In the listing below, locate the lines bearing the word "Tang". Copy every one of them.

▶ **Items listed in a dataset**
►

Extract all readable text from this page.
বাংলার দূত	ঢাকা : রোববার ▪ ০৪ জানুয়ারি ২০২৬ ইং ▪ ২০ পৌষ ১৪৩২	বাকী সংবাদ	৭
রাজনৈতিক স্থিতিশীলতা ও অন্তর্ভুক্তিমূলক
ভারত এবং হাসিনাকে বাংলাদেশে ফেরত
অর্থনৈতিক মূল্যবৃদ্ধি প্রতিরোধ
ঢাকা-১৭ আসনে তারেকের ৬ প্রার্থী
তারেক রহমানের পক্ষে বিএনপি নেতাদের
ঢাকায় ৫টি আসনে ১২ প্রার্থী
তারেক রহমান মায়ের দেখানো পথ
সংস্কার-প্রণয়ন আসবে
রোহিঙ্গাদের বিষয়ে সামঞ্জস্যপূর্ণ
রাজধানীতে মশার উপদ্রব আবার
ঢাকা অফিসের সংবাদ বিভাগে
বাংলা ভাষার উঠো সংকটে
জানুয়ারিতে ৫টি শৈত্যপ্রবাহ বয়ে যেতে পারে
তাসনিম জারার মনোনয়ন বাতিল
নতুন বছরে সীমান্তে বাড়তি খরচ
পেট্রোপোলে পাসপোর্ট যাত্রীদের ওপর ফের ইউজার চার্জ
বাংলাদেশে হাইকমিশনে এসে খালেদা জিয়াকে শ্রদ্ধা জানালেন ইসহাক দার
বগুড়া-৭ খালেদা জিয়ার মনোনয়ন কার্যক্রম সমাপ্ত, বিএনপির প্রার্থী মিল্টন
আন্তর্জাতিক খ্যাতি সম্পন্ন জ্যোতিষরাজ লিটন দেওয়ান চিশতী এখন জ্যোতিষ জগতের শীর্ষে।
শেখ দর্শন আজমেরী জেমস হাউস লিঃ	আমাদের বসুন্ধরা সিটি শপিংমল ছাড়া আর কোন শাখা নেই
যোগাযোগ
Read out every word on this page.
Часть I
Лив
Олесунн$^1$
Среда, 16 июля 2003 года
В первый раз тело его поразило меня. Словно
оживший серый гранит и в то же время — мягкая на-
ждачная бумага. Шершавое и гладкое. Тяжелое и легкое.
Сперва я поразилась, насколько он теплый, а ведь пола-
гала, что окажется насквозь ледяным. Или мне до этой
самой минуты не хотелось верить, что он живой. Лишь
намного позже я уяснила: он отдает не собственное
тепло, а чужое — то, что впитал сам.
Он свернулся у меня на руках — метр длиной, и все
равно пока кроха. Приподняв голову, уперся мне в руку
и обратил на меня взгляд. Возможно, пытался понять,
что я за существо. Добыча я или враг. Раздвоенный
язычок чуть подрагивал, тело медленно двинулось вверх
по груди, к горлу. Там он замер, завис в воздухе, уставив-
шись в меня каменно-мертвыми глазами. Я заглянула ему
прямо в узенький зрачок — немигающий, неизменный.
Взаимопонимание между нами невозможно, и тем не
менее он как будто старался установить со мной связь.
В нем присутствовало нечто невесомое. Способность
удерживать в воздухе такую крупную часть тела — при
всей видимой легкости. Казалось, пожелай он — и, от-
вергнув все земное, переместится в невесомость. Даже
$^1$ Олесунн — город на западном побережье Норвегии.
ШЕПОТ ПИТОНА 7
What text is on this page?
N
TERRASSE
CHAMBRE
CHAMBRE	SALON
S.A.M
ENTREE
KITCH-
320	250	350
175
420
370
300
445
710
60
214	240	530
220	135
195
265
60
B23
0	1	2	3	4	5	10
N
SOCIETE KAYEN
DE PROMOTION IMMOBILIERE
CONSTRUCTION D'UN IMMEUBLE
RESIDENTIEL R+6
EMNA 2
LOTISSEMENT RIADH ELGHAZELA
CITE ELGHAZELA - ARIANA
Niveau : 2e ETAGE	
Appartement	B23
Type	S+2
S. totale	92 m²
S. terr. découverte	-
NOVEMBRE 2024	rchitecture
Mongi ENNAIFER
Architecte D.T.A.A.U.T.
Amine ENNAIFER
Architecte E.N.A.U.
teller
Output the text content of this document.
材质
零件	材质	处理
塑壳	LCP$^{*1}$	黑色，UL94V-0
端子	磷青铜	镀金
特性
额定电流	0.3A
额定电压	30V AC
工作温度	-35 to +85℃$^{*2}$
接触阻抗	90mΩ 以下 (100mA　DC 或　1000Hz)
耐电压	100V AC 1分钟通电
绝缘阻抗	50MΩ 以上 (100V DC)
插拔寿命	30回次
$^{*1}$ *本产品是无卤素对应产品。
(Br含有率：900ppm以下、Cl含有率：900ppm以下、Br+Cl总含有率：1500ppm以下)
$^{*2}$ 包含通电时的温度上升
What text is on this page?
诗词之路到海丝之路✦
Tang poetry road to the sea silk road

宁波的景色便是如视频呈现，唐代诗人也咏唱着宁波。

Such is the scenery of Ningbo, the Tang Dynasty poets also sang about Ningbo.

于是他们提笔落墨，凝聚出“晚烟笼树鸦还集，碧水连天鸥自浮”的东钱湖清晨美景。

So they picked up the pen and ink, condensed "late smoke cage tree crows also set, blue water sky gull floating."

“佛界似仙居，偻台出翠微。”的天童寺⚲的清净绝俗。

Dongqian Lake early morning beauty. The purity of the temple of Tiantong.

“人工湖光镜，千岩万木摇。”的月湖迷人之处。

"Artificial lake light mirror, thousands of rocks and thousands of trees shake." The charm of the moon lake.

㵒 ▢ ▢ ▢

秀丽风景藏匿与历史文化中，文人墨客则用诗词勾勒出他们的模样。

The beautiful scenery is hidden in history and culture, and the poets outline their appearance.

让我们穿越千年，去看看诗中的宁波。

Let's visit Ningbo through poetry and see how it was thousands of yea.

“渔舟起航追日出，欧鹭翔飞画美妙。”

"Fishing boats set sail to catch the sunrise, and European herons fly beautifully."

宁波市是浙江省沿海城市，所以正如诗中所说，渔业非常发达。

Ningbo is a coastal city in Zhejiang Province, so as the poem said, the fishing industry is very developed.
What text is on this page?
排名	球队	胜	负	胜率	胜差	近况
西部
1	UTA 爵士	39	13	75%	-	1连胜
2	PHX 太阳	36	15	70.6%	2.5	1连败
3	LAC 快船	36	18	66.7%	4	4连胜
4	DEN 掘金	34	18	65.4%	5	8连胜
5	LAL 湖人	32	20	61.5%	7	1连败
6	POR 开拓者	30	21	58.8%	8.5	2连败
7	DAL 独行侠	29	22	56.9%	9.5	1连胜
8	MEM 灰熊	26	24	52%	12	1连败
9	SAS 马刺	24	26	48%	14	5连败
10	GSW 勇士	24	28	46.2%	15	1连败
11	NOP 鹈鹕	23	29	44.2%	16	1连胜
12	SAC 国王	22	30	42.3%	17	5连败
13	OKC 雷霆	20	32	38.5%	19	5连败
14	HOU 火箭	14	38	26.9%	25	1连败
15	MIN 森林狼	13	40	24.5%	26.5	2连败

◄

▶ **Complete output**
Tang poetry road to the sea silk road
Such is the scenery of Ningbo, the Tang Dynasty poets also sang about Ningbo.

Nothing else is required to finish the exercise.